### Directions
Write every line of the material out exactly as shown.

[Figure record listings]
======

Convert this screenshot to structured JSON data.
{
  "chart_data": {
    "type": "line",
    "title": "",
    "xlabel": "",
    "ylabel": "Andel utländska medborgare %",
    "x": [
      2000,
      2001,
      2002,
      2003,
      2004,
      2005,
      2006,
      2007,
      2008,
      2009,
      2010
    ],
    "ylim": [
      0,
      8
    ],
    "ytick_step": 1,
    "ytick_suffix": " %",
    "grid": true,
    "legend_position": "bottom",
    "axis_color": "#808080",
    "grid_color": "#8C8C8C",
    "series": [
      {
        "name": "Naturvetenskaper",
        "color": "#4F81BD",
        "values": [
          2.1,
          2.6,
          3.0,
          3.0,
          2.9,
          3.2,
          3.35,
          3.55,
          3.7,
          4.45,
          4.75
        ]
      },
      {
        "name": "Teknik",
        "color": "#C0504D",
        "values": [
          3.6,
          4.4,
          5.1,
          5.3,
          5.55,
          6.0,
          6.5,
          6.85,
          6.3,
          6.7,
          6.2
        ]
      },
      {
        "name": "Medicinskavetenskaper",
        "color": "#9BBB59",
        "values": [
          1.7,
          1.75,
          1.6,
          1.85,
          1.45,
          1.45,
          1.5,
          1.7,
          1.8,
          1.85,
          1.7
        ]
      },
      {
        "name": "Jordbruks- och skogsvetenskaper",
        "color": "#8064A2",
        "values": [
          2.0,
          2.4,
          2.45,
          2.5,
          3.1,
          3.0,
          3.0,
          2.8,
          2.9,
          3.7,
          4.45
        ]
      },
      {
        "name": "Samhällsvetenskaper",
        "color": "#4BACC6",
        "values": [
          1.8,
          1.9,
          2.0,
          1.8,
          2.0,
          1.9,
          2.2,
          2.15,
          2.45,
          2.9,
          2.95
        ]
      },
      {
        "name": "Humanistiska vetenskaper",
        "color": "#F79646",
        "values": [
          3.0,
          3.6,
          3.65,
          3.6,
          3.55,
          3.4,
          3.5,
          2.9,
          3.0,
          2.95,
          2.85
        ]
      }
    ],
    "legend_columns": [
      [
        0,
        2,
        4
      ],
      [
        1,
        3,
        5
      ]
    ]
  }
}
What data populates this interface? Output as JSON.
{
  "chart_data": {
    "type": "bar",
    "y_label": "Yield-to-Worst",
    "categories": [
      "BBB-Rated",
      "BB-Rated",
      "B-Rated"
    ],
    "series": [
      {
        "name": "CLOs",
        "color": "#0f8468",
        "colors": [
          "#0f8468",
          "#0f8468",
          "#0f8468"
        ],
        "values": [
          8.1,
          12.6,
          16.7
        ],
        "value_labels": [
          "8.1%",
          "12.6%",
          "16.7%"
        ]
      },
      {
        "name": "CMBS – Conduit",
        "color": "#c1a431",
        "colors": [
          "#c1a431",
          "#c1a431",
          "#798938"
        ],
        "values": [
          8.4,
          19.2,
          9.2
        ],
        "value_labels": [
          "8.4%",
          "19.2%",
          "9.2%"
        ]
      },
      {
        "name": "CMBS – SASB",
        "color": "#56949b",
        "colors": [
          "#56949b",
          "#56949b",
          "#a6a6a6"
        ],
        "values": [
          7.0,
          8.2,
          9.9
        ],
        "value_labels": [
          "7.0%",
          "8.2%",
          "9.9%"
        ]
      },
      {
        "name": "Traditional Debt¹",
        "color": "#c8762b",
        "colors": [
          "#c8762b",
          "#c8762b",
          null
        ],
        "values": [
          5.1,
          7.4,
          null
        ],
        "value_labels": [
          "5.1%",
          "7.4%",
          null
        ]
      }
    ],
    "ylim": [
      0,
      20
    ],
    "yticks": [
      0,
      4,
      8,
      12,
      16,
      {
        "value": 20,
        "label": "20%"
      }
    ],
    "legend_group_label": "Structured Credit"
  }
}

======

### Response to the task
Convert this screenshot to structured JSON data.
{
  "chart_data": {
    "type": "line",
    "title": "",
    "xlabel": "",
    "ylabel": "Andel utländska medborgare %",
    "x": [
      2000,
      2001,
      2002,
      2003,
      2004,
      2005,
      2006,
      2007,
      2008,
      2009,
      2010
    ],
    "ylim": [
      0,
      8
    ],
    "ytick_step": 1,
    "ytick_suffix": " %",
    "grid": true,
    "legend_position": "bottom",
    "axis_color": "#808080",
    "grid_color": "#8C8C8C",
    "series": [
      {
        "name": "Naturvetenskaper",
        "color": "#4F81BD",
        "values": [
          2.1,
          2.6,
          3.0,
          3.0,
          2.9,
          3.2,
          3.35,
          3.55,
          3.7,
          4.45,
          4.75
        ]
      },
      {
        "name": "Teknik",
        "color": "#C0504D",
        "values": [
          3.6,
          4.4,
          5.1,
          5.3,
          5.55,
          6.0,
          6.5,
          6.85,
          6.3,
          6.7,
          6.2
        ]
      },
      {
        "name": "Medicinskavetenskaper",
        "color": "#9BBB59",
        "values": [
          1.7,
          1.75,
          1.6,
          1.85,
          1.45,
          1.45,
          1.5,
          1.7,
          1.8,
          1.85,
          1.7
        ]
      },
      {
        "name": "Jordbruks- och skogsvetenskaper",
        "color": "#8064A2",
        "values": [
          2.0,
          2.4,
          2.45,
          2.5,
          3.1,
          3.0,
          3.0,
          2.8,
          2.9,
          3.7,
          4.45
        ]
      },
      {
        "name": "Samhällsvetenskaper",
        "color": "#4BACC6",
        "values": [
          1.8,
          1.9,
          2.0,
          1.8,
          2.0,
          1.9,
          2.2,
          2.15,
          2.45,
          2.9,
          2.95
        ]
      },
      {
        "name": "Humanistiska vetenskaper",
        "color": "#F79646",
        "values": [
          3.0,
          3.6,
          3.65,
          3.6,
          3.55,
          3.4,
          3.5,
          2.9,
          3.0,
          2.95,
          2.85
        ]
      }
    ],
    "legend_columns": [
      [
        0,
        2,
        4
      ],
      [
        1,
        3,
        5
      ]
    ]
  }
}
What data populates this interface? Output as JSON.
{
  "chart_data": {
    "type": "bar",
    "y_label": "Yield-to-Worst",
    "categories": [
      "BBB-Rated",
      "BB-Rated",
      "B-Rated"
    ],
    "series": [
      {
        "name": "CLOs",
        "color": "#0f8468",
        "colors": [
          "#0f8468",
          "#0f8468",
          "#0f8468"
        ],
        "values": [
          8.1,
          12.6,
          16.7
        ],
        "value_labels": [
          "8.1%",
          "12.6%",
          "16.7%"
        ]
      },
      {
        "name": "CMBS – Conduit",
        "color": "#c1a431",
        "colors": [
          "#c1a431",
          "#c1a431",
          "#798938"
        ],
        "values": [
          8.4,
          19.2,
          9.2
        ],
        "value_labels": [
          "8.4%",
          "19.2%",
          "9.2%"
        ]
      },
      {
        "name": "CMBS – SASB",
        "color": "#56949b",
        "colors": [
          "#56949b",
          "#56949b",
          "#a6a6a6"
        ],
        "values": [
          7.0,
          8.2,
          9.9
        ],
        "value_labels": [
          "7.0%",
          "8.2%",
          "9.9%"
        ]
      },
      {
        "name": "Traditional Debt¹",
        "color": "#c8762b",
        "colors": [
          "#c8762b",
          "#c8762b",
          null
        ],
        "values": [
          5.1,
          7.4,
          null
        ],
        "value_labels": [
          "5.1%",
          "7.4%",
          null
        ]
      }
    ],
    "ylim": [
      0,
      20
    ],
    "yticks": [
      0,
      4,
      8,
      12,
      16,
      {
        "value": 20,
        "label": "20%"
      }
    ],
    "legend_group_label": "Structured Credit"
  }
}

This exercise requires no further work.